>> Begin Entries provided
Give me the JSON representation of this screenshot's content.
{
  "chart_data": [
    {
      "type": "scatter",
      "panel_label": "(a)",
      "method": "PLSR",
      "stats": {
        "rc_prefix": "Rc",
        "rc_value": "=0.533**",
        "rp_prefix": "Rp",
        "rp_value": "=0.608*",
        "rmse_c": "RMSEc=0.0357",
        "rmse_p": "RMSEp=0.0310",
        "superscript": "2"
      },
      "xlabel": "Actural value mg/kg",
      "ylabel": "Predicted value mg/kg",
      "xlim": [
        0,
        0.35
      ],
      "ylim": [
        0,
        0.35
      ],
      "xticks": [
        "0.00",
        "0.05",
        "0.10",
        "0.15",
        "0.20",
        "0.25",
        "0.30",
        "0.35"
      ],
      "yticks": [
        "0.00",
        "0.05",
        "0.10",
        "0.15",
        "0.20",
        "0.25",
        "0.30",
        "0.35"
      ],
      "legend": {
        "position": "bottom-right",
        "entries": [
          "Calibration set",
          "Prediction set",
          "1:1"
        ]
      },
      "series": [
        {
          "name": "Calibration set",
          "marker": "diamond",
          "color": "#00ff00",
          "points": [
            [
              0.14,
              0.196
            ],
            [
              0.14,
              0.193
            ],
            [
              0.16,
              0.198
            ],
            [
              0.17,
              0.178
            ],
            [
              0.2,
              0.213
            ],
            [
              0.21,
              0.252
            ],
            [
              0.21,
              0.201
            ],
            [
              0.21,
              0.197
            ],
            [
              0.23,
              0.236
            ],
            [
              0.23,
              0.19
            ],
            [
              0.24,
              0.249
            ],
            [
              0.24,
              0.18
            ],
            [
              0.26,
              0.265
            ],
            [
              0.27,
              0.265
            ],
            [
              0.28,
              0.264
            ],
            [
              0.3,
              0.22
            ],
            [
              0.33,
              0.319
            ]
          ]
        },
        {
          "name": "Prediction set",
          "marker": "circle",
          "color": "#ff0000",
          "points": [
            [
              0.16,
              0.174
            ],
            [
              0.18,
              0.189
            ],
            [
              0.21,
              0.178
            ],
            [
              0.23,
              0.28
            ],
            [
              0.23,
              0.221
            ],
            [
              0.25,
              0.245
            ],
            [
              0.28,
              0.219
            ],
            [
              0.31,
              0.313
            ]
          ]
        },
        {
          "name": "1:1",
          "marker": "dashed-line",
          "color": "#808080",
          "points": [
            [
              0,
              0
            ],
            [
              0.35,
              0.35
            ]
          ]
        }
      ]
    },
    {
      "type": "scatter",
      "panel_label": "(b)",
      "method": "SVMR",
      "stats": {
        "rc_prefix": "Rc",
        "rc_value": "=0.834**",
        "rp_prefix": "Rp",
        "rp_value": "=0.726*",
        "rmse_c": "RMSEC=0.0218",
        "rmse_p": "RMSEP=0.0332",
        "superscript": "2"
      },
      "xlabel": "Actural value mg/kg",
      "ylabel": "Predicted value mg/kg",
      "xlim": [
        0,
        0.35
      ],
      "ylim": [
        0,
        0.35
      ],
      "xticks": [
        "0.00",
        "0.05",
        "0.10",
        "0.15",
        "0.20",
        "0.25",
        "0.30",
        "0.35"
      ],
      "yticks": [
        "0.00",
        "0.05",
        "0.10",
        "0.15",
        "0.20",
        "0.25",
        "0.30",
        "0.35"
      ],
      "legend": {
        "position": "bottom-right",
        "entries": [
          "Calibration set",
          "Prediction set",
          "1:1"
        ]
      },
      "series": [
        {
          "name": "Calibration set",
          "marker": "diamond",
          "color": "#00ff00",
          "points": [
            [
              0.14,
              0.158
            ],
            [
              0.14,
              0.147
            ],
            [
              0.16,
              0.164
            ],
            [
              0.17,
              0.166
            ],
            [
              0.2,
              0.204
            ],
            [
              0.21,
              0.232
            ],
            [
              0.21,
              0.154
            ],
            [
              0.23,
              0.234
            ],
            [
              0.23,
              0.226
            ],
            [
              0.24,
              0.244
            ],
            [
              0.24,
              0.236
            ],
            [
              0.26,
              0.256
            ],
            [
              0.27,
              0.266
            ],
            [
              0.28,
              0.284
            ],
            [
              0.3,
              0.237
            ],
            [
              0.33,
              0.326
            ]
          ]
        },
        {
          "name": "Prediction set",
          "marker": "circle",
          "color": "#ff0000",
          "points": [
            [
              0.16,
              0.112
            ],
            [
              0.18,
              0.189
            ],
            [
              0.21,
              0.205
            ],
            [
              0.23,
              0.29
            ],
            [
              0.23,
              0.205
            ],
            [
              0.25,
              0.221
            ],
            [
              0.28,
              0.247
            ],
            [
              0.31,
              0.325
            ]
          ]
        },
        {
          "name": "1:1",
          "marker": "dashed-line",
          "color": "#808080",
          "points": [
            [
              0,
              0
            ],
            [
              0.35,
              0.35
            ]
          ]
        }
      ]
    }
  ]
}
>> End Entries provided
» **Exercise details**: Print the listing above in full, exactly as it is.

» **Complete answer**:
Give me the JSON representation of this screenshot's content.
{
  "chart_data": [
    {
      "type": "scatter",
      "panel_label": "(a)",
      "method": "PLSR",
      "stats": {
        "rc_prefix": "Rc",
        "rc_value": "=0.533**",
        "rp_prefix": "Rp",
        "rp_value": "=0.608*",
        "rmse_c": "RMSEc=0.0357",
        "rmse_p": "RMSEp=0.0310",
        "superscript": "2"
      },
      "xlabel": "Actural value mg/kg",
      "ylabel": "Predicted value mg/kg",
      "xlim": [
        0,
        0.35
      ],
      "ylim": [
        0,
        0.35
      ],
      "xticks": [
        "0.00",
        "0.05",
        "0.10",
        "0.15",
        "0.20",
        "0.25",
        "0.30",
        "0.35"
      ],
      "yticks": [
        "0.00",
        "0.05",
        "0.10",
        "0.15",
        "0.20",
        "0.25",
        "0.30",
        "0.35"
      ],
      "legend": {
        "position": "bottom-right",
        "entries": [
          "Calibration set",
          "Prediction set",
          "1:1"
        ]
      },
      "series": [
        {
          "name": "Calibration set",
          "marker": "diamond",
          "color": "#00ff00",
          "points": [
            [
              0.14,
              0.196
            ],
            [
              0.14,
              0.193
            ],
            [
              0.16,
              0.198
            ],
            [
              0.17,
              0.178
            ],
            [
              0.2,
              0.213
            ],
            [
              0.21,
              0.252
            ],
            [
              0.21,
              0.201
            ],
            [
              0.21,
              0.197
            ],
            [
              0.23,
              0.236
            ],
            [
              0.23,
              0.19
            ],
            [
              0.24,
              0.249
            ],
            [
              0.24,
              0.18
            ],
            [
              0.26,
              0.265
            ],
            [
              0.27,
              0.265
            ],
            [
              0.28,
              0.264
            ],
            [
              0.3,
              0.22
            ],
            [
              0.33,
              0.319
            ]
          ]
        },
        {
          "name": "Prediction set",
          "marker": "circle",
          "color": "#ff0000",
          "points": [
            [
              0.16,
              0.174
            ],
            [
              0.18,
              0.189
            ],
            [
              0.21,
              0.178
            ],
            [
              0.23,
              0.28
            ],
            [
              0.23,
              0.221
            ],
            [
              0.25,
              0.245
            ],
            [
              0.28,
              0.219
            ],
            [
              0.31,
              0.313
            ]
          ]
        },
        {
          "name": "1:1",
          "marker": "dashed-line",
          "color": "#808080",
          "points": [
            [
              0,
              0
            ],
            [
              0.35,
              0.35
            ]
          ]
        }
      ]
    },
    {
      "type": "scatter",
      "panel_label": "(b)",
      "method": "SVMR",
      "stats": {
        "rc_prefix": "Rc",
        "rc_value": "=0.834**",
        "rp_prefix": "Rp",
        "rp_value": "=0.726*",
        "rmse_c": "RMSEC=0.0218",
        "rmse_p": "RMSEP=0.0332",
        "superscript": "2"
      },
      "xlabel": "Actural value mg/kg",
      "ylabel": "Predicted value mg/kg",
      "xlim": [
        0,
        0.35
      ],
      "ylim": [
        0,
        0.35
      ],
      "xticks": [
        "0.00",
        "0.05",
        "0.10",
        "0.15",
        "0.20",
        "0.25",
        "0.30",
        "0.35"
      ],
      "yticks": [
        "0.00",
        "0.05",
        "0.10",
        "0.15",
        "0.20",
        "0.25",
        "0.30",
        "0.35"
      ],
      "legend": {
        "position": "bottom-right",
        "entries": [
          "Calibration set",
          "Prediction set",
          "1:1"
        ]
      },
      "series": [
        {
          "name": "Calibration set",
          "marker": "diamond",
          "color": "#00ff00",
          "points": [
            [
              0.14,
              0.158
            ],
            [
              0.14,
              0.147
            ],
            [
              0.16,
              0.164
            ],
            [
              0.17,
              0.166
            ],
            [
              0.2,
              0.204
            ],
            [
              0.21,
              0.232
            ],
            [
              0.21,
              0.154
            ],
            [
              0.23,
              0.234
            ],
            [
              0.23,
              0.226
            ],
            [
              0.24,
              0.244
            ],
            [
              0.24,
              0.236
            ],
            [
              0.26,
              0.256
            ],
            [
              0.27,
              0.266
            ],
            [
              0.28,
              0.284
            ],
            [
              0.3,
              0.237
            ],
            [
              0.33,
              0.326
            ]
          ]
        },
        {
          "name": "Prediction set",
          "marker": "circle",
          "color": "#ff0000",
          "points": [
            [
              0.16,
              0.112
            ],
            [
              0.18,
              0.189
            ],
            [
              0.21,
              0.205
            ],
            [
              0.23,
              0.29
            ],
            [
              0.23,
              0.205
            ],
            [
              0.25,
              0.221
            ],
            [
              0.28,
              0.247
            ],
            [
              0.31,
              0.325
            ]
          ]
        },
        {
          "name": "1:1",
          "marker": "dashed-line",
          "color": "#808080",
          "points": [
            [
              0,
              0
            ],
            [
              0.35,
              0.35
            ]
          ]
        }
      ]
    }
  ]
}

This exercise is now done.